Kenapa ini menjadi perhatian saya? Karena setiap saya ke desa, setiap saya ke daerah, yang masuk ke telinga saya itu sengketa antara warga dengan warga, sengketa oleh warga dengan pemerintah, atau warga dengan BUMN, warga dengan perusahaan swasta. Karena enggak pegang ini (sertifikat). Di Sumut ini banyak sekali yang namanya sengketa. Di sekitar Medan ini, tanya Pak Gubernur, banyak sekali. Enggak rampung-rampung karena enggak pegang ini lho, tapi merasa sudah menduduki 20 tahun, 15 tahun.
Sekali lagi, inilah pentingnya tanda bukti hak atas tanah yang namanya sertifikat. Jadi, dengan kecepatan sertifikat sekarang ini yang diberikan kepada rakyat, ini kita harapkan yang namanya konflik sengketa lahan itu bisa kita kurangi sebanyak-banyaknya. Tetapi memang masih ada. Karena bertahun-tahun yang namanya ini tidak dikerjakan secara cepat. Setahun hanya 500 ribu (sertifikat). Sampai kapan kita mau rampung kalau kita bekerja setahun hanya 500 ribu. Saya berterima kasih kepada Pak Kanwil, Pak Kepala Kantor BPN, nggih.
Karena itu, saya ingin berpesan kepada Bapak/Ibu sekalian, ini sertifikat, ini barang yang sangat berharga. Simpan di tempat yang paling aman tapi difotokopi dulu. Satu disimpan di lemari, satu disimpan di laci. Sudah. hilang fotokopinya enggak apa-apa, masih ada (sertifikat) asli. Hilang (sertifikat) aslinya, masih punya fotokopi, mengurus ke kantor BPN lebih mudah. Kalau ada, misalnya banjir, nah, kayak begitu, mudah. Kebakaran, barangnya karena sudah difotokopi.

Data Tersimpan
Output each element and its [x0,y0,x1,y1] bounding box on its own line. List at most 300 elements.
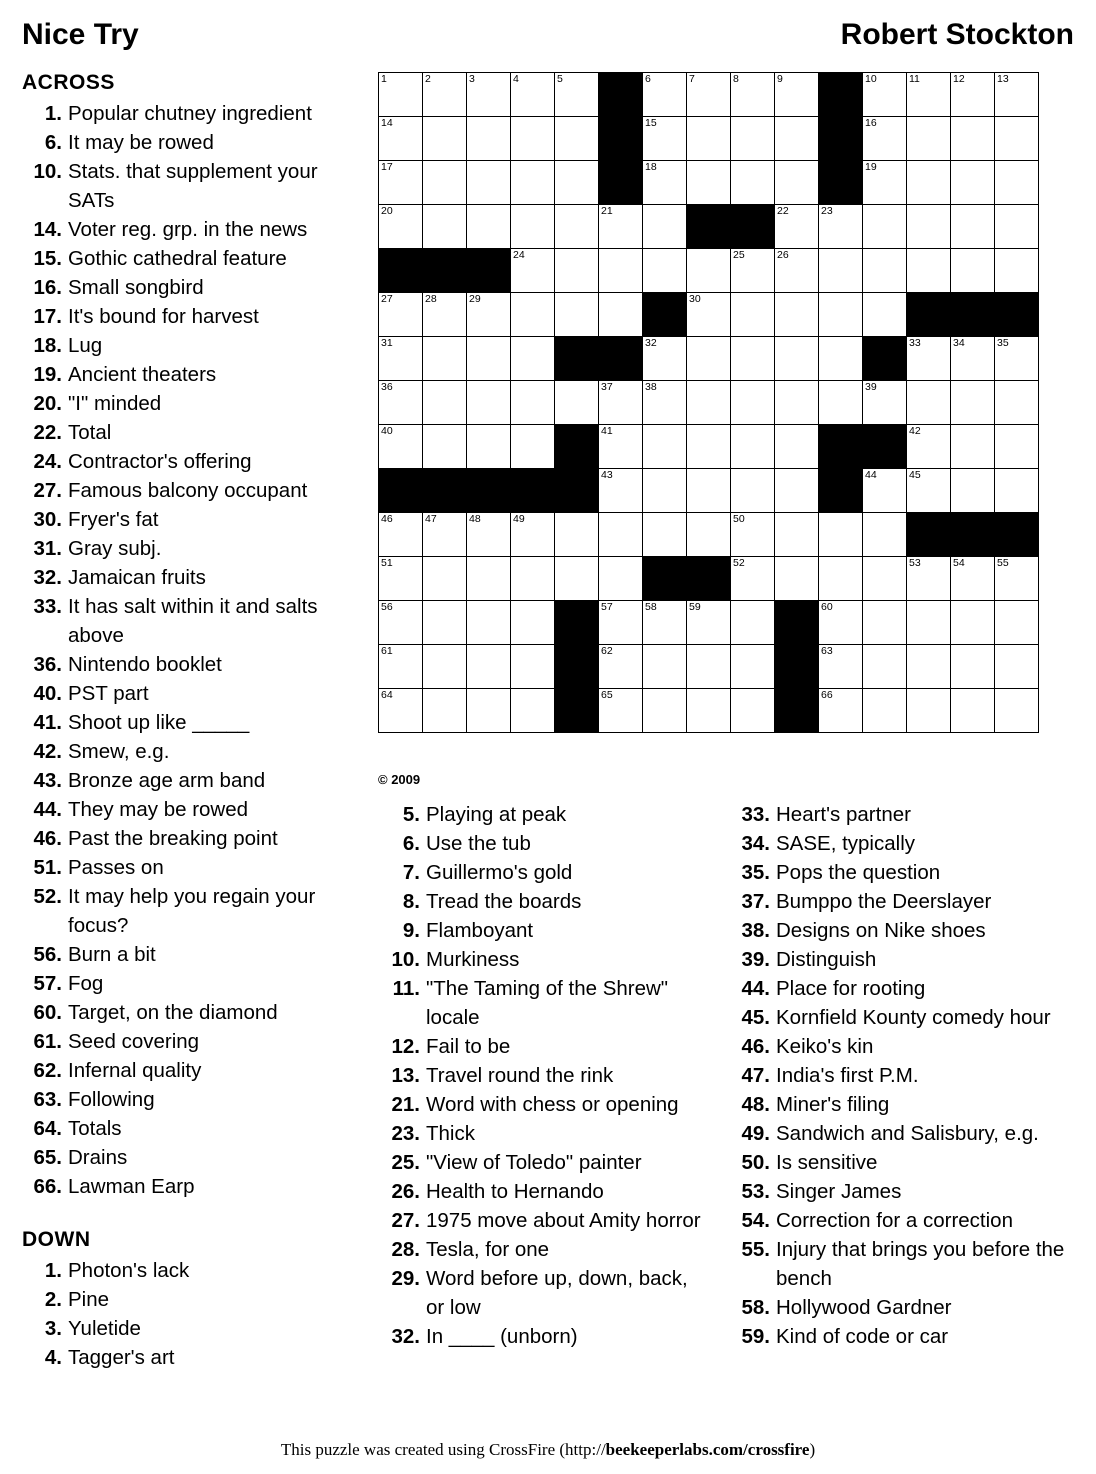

Tujuan Latihan
Sambung teks tentang pentingnya sertifikat tanah setelah kalimat terakhirnya. Data tersebut tidak berperan dalam latihan ini.

Tanggapan
Dan dengan sertifikat ini, Bapak/Ibu yang punya usaha atau yang ingin berusaha, bisa dipakai untuk kolateral, untuk agunan ke bank. Tapi hati-hati kalau pinjam ke bank, pas keluar uangnya itu enak banget. Wah, dapat sertifikat, masukkan ke bank, dapat Rp600 juta, yang Rp300 juta untuk beli mobil dulu. Biasanya gitu, Rp300 (juta) untuk usaha, nah, begitu enam bulan, enggak bisa nyicil mobil, enggak bisa nyicil pinjaman, gitu. Hati-hati, jadi saya titip, semua yang berkaitan dengan pinjaman (uang) bank, mau pinjam ke bank, (harus) dikalkulasi, dihitung benar-benar. Kalau sudah dapat, Rp600 juta gunakan semuanya untuk usaha, untuk modal kerja, untuk investasi mesin misalnya. Jangan sekali-sekali dipakai untuk barang-barang kemewahan. Ndak bisa nyicil, saya jamin. Harus untuk hal-hal yang produktif.
Saya rasa itu yang bisa saya sampaikan pada kesempatan yang baik ini. Sekali lagi, saya sangat senang sekali bisa berkunjung ke Kabupaten Dairi. Ini Pak Bupati sudah bolak-balik, “Pak ke Dairi. Pak, masa ke Humbang (Hasundutan) terus, Pak, sudah empat kali. Ke Dairi belum”. Wong Pak Bupati juga enggak mengundang saya, ya. Terus diundang, “Pak, saya undang, Pak, saya undang”, “Ya, nanti saya datang kalau pas saya ke Danau Toba, nggih”.
Saya rasa itu yang bisa saya sampaikan, Bapak/Ibu sekalian. Sekali lagi, terima kasih.
Saya tutup.
Wassalamu’alaikum Warahmatullahi Wabarakatuh,
Semoga Tuhan memberkati kita semuanya dan sehat semuanya.
Terima kasih.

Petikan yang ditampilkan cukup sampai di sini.